Stored records:
— START —

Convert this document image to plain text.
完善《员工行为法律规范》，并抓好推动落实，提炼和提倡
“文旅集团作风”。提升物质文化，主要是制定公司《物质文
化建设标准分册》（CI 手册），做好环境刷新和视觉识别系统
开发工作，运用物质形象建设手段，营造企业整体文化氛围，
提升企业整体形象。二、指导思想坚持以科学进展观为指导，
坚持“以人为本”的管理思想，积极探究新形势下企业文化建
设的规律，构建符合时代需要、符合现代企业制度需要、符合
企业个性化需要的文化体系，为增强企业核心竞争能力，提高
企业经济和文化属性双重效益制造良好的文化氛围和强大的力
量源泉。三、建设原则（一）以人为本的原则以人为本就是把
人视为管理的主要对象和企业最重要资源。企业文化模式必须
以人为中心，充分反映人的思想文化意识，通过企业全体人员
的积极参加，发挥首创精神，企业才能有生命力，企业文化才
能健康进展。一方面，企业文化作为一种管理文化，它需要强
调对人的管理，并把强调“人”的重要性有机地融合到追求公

— END —

=== GIVEN TASK ===
Reproduce the records above exactly as they appear.

=== RESULT FOR THIS TASK ===
Convert this document image to plain text.
完善《员工行为法律规范》，并抓好推动落实，提炼和提倡
“文旅集团作风”。提升物质文化，主要是制定公司《物质文
化建设标准分册》（CI 手册），做好环境刷新和视觉识别系统
开发工作，运用物质形象建设手段，营造企业整体文化氛围，
提升企业整体形象。二、指导思想坚持以科学进展观为指导，
坚持“以人为本”的管理思想，积极探究新形势下企业文化建
设的规律，构建符合时代需要、符合现代企业制度需要、符合
企业个性化需要的文化体系，为增强企业核心竞争能力，提高
企业经济和文化属性双重效益制造良好的文化氛围和强大的力
量源泉。三、建设原则（一）以人为本的原则以人为本就是把
人视为管理的主要对象和企业最重要资源。企业文化模式必须
以人为中心，充分反映人的思想文化意识，通过企业全体人员
的积极参加，发挥首创精神，企业才能有生命力，企业文化才
能健康进展。一方面，企业文化作为一种管理文化，它需要强
调对人的管理，并把强调“人”的重要性有机地融合到追求公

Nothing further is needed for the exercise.